Task description:
Track down every line below that holds "Time" and copy it.

Records:
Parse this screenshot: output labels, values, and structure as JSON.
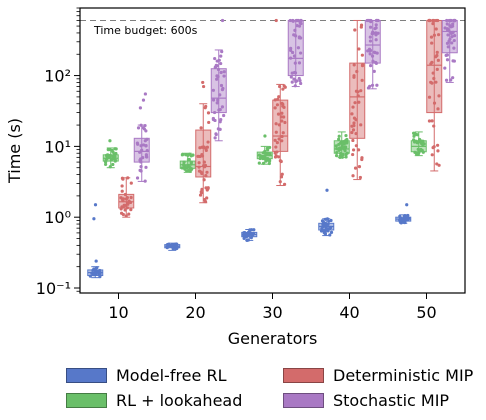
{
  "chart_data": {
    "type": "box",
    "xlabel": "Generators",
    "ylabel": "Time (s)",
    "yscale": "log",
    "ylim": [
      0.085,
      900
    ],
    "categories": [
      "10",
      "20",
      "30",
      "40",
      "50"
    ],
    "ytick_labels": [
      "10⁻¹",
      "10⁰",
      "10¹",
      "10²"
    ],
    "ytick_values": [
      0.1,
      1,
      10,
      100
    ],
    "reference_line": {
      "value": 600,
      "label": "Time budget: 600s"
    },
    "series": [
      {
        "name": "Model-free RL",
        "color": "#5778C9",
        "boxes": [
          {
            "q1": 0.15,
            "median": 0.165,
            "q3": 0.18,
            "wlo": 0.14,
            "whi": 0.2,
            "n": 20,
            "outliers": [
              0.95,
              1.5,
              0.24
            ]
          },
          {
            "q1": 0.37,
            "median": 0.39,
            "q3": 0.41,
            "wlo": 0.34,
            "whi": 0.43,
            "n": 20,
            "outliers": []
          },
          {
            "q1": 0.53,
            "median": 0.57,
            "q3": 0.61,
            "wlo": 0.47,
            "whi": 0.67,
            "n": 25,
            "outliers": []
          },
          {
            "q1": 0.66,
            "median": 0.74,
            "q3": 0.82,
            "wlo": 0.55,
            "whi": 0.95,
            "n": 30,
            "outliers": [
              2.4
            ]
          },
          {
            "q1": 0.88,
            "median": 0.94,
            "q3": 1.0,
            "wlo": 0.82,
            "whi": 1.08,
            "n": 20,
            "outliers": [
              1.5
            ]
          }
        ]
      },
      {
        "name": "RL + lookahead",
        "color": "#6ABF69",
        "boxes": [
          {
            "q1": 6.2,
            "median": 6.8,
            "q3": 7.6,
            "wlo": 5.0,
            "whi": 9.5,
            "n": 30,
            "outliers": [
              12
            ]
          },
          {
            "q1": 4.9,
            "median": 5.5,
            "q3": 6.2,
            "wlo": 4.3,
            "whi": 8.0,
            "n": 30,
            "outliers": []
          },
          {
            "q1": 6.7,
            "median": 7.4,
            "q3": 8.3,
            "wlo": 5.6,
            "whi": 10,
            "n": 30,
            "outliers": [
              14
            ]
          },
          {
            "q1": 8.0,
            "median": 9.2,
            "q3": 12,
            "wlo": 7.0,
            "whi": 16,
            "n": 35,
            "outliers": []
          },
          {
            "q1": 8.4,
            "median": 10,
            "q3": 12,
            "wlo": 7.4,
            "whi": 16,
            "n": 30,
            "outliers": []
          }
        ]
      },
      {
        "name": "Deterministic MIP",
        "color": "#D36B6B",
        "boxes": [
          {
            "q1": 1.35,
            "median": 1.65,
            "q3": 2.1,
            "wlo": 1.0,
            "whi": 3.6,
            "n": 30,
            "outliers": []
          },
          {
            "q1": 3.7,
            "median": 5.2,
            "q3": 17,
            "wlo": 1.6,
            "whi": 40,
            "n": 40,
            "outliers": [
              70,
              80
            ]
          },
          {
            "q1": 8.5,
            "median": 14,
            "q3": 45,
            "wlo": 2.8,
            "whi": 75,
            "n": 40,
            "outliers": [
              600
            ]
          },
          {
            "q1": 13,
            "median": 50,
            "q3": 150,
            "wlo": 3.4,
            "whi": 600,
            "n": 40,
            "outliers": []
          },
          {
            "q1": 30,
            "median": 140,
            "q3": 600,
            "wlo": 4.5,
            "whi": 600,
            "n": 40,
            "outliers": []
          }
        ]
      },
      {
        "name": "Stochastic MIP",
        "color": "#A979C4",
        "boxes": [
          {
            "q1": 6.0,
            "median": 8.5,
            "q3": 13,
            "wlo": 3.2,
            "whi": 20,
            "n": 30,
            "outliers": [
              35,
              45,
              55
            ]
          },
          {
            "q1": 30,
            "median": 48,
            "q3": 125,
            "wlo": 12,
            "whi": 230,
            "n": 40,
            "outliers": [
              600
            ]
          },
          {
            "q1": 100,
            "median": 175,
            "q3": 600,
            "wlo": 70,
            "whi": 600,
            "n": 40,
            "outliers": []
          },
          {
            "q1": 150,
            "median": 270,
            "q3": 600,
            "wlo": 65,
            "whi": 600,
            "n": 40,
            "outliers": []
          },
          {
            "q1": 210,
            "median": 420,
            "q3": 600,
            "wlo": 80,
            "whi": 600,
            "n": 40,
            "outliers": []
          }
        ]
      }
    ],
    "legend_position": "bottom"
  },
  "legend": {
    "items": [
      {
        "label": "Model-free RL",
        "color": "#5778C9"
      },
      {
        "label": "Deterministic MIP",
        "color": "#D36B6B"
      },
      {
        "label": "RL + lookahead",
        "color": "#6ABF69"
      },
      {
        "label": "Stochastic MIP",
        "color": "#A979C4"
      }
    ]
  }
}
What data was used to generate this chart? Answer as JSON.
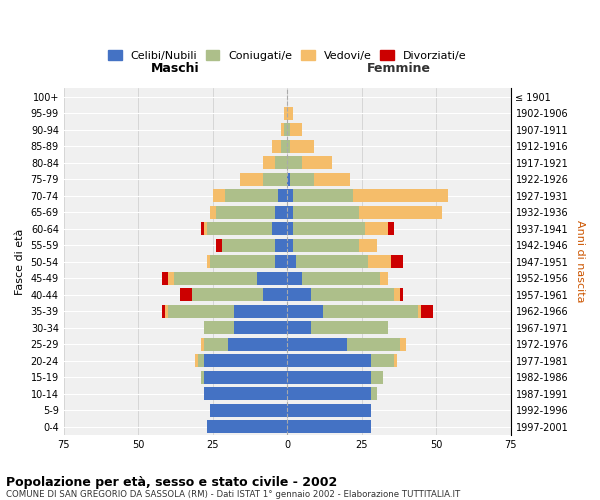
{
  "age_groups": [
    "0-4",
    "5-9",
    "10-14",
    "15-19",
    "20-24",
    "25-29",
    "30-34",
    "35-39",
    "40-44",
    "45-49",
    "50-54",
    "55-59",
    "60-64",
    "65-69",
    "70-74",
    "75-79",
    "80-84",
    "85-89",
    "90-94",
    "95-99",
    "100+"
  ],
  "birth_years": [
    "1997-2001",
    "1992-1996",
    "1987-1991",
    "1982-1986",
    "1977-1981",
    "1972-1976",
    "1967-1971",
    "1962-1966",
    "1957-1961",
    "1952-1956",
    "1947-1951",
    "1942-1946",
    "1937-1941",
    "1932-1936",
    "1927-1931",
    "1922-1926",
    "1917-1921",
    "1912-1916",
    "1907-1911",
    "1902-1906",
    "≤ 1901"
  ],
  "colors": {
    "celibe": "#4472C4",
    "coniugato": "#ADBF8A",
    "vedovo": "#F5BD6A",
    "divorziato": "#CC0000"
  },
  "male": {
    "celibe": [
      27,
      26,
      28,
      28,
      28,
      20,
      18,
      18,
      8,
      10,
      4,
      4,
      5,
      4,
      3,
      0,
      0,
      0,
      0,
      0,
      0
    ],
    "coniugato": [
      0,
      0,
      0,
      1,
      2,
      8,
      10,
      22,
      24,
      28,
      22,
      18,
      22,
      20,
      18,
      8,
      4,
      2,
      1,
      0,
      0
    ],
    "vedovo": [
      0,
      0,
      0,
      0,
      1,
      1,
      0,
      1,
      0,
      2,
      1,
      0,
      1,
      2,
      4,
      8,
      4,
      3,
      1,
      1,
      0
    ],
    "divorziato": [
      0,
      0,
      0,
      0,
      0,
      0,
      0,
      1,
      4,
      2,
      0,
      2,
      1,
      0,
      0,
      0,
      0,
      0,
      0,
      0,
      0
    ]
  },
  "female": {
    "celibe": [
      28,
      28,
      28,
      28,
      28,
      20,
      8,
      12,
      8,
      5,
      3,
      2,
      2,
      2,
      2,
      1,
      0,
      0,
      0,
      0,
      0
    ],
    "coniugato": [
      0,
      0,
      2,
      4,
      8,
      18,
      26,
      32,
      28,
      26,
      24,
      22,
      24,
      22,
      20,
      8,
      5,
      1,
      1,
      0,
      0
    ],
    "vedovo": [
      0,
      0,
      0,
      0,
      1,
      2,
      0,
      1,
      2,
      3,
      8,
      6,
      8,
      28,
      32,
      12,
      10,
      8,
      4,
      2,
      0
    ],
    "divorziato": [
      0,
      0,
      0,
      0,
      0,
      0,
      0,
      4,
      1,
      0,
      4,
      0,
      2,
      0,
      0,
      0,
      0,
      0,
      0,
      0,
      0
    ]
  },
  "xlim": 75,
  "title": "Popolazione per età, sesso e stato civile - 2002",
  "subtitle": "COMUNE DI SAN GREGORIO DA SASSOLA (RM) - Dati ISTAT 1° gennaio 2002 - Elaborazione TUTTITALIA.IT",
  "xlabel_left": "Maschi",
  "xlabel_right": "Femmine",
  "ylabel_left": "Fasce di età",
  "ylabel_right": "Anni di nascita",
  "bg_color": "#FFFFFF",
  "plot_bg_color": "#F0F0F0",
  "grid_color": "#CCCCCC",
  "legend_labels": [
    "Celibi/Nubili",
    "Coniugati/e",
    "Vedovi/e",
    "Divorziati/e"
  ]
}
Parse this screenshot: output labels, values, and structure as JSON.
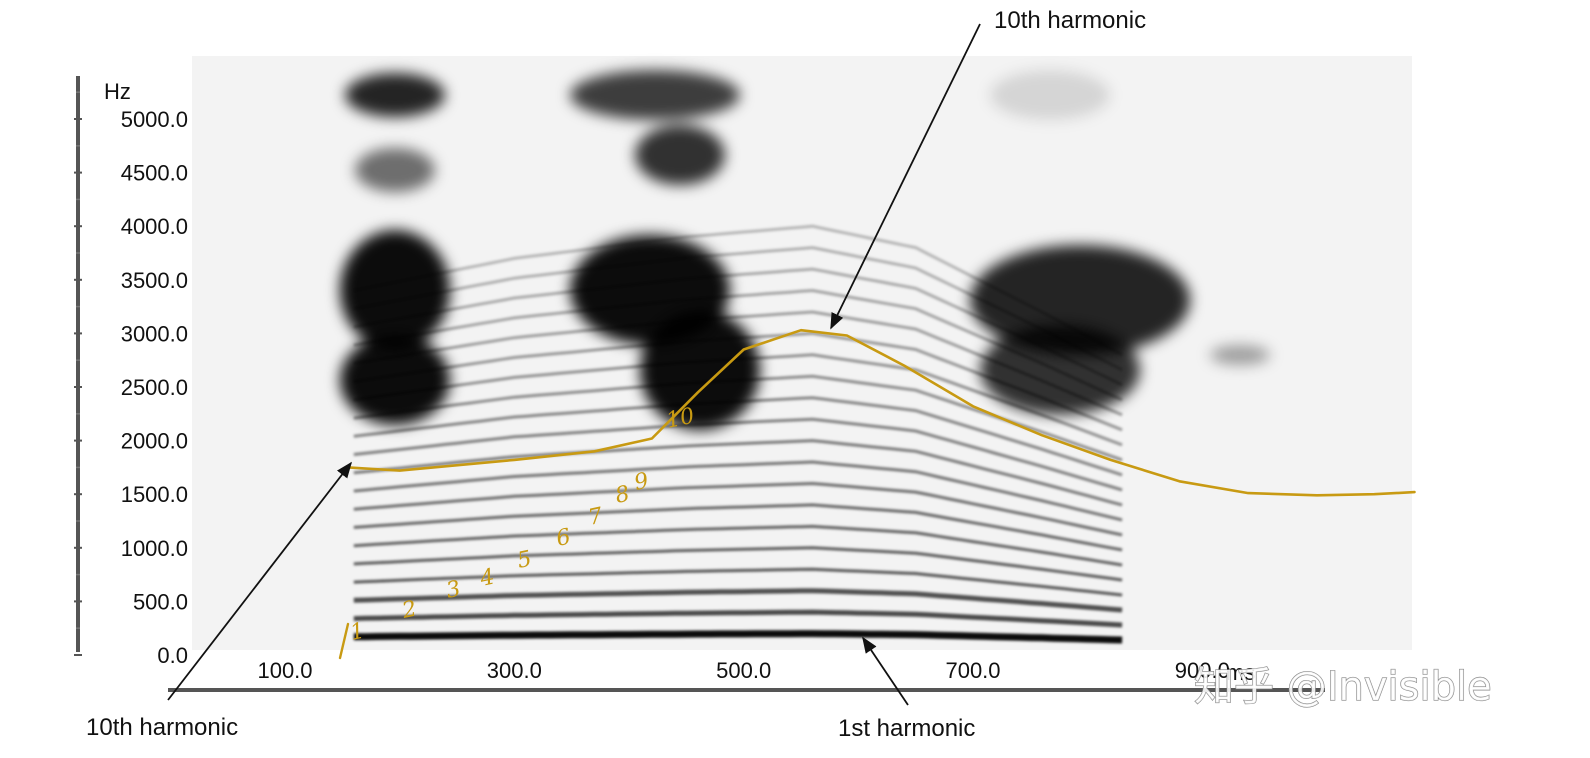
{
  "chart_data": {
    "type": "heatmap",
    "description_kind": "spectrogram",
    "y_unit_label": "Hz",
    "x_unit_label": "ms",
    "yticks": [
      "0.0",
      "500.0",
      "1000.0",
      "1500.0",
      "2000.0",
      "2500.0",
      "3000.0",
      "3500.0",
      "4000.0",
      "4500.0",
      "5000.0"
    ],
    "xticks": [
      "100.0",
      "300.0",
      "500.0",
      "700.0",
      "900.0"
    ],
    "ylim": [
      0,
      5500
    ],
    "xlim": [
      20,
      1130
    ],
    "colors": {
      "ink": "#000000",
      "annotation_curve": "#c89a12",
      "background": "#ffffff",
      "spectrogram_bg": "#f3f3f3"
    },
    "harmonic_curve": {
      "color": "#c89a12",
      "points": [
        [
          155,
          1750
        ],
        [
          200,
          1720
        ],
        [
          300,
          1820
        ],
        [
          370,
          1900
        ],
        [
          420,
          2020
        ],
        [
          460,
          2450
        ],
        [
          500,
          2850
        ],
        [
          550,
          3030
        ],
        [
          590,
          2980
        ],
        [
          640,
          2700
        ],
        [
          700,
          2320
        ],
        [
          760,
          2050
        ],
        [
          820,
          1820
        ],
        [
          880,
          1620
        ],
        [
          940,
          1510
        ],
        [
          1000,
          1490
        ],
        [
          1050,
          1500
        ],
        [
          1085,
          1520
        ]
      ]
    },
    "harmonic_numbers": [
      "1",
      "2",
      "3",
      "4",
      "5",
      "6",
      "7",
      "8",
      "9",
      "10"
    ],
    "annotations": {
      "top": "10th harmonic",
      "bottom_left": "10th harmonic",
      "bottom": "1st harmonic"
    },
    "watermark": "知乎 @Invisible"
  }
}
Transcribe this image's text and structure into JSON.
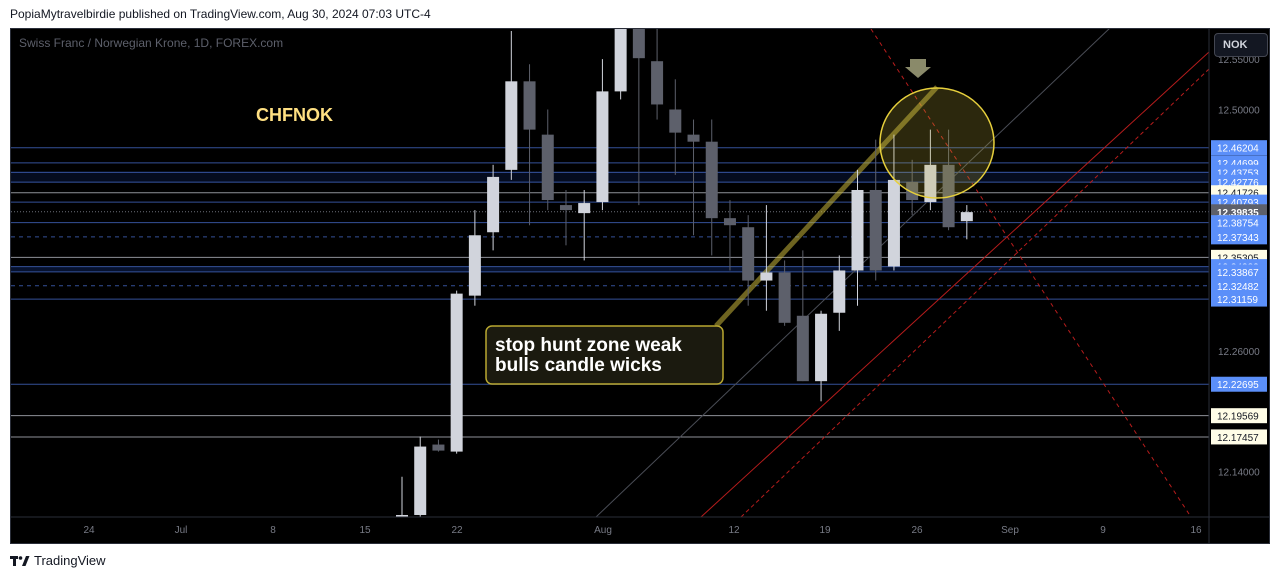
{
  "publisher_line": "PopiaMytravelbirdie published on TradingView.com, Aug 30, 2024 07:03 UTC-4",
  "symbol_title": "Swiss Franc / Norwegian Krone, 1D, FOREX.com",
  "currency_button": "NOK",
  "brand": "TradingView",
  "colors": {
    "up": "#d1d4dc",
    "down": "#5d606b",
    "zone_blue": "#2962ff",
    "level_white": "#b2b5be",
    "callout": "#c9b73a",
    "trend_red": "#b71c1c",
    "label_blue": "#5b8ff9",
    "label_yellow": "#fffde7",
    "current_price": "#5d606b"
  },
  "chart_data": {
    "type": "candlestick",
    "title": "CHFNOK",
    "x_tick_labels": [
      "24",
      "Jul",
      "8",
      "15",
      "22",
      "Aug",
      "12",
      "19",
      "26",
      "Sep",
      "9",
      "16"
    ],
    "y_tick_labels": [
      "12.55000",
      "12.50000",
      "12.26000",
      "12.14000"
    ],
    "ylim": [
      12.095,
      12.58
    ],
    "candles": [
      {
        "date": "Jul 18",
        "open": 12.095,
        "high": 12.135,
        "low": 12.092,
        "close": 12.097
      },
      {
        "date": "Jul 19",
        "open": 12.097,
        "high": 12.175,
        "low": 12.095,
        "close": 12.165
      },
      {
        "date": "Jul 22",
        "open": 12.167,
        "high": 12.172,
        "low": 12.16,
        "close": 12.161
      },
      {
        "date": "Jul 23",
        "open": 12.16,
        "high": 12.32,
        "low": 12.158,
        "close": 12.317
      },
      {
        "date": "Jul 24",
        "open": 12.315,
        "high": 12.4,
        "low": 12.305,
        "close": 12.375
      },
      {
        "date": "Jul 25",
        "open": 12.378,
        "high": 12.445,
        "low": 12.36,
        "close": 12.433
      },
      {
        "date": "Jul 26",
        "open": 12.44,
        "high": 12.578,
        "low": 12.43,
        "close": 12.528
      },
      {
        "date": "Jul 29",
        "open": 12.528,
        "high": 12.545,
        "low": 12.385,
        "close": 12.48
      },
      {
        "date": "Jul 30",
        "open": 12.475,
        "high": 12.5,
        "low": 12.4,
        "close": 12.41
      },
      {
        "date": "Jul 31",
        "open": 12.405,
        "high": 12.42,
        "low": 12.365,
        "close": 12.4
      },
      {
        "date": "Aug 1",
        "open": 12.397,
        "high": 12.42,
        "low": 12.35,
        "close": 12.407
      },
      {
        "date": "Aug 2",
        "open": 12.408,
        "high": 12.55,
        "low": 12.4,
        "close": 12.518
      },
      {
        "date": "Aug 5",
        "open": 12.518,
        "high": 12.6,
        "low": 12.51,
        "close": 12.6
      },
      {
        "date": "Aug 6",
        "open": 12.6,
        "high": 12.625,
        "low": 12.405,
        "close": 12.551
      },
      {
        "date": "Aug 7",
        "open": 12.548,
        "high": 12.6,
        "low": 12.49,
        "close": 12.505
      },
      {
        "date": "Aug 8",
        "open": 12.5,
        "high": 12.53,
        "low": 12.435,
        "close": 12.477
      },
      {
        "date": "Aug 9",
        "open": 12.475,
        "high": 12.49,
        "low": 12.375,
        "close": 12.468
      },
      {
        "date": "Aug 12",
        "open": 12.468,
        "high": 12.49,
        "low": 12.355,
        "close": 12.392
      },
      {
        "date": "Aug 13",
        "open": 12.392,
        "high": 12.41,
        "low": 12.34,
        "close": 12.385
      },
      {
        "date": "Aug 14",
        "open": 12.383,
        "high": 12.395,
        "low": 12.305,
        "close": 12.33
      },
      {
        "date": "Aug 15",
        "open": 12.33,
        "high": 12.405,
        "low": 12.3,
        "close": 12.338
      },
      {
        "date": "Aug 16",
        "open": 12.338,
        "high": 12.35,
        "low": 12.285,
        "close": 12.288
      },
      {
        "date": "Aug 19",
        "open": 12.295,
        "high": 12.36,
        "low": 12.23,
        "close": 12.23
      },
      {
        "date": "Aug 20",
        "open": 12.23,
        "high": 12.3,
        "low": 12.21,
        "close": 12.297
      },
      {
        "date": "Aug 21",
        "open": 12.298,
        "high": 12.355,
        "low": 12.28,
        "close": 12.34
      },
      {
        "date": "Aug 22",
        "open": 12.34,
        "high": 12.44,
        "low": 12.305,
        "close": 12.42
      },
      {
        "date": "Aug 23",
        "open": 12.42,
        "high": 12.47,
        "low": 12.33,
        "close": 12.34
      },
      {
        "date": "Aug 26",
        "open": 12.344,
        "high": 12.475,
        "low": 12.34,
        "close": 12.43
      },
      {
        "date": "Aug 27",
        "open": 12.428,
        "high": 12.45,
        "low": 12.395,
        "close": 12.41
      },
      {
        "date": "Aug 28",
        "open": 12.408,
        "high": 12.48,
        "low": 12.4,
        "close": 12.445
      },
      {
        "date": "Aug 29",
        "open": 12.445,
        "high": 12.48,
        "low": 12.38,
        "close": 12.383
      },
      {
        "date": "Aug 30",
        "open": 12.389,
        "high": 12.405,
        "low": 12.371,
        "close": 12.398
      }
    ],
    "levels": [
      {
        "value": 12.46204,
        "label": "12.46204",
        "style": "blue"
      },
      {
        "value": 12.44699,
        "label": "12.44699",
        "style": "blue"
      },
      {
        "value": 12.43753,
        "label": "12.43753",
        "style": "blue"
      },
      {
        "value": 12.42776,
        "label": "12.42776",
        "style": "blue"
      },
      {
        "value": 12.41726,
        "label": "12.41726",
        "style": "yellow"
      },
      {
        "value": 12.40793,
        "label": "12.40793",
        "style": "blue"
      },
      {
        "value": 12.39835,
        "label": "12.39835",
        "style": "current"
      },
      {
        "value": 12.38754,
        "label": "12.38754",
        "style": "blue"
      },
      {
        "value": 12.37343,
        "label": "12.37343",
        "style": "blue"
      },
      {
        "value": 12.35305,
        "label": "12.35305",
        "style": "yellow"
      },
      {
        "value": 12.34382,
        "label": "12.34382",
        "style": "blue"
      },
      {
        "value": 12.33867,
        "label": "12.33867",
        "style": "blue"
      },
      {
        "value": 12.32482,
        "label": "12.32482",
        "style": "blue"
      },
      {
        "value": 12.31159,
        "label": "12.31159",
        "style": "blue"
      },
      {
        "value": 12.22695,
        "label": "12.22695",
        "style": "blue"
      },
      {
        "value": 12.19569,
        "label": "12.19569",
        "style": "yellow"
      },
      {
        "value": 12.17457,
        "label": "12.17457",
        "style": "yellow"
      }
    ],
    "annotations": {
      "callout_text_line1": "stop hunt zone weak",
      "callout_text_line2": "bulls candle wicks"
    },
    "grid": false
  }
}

Exercise response:
    "ylabel": "Time (s)",
      "label": "Time budget: 600s"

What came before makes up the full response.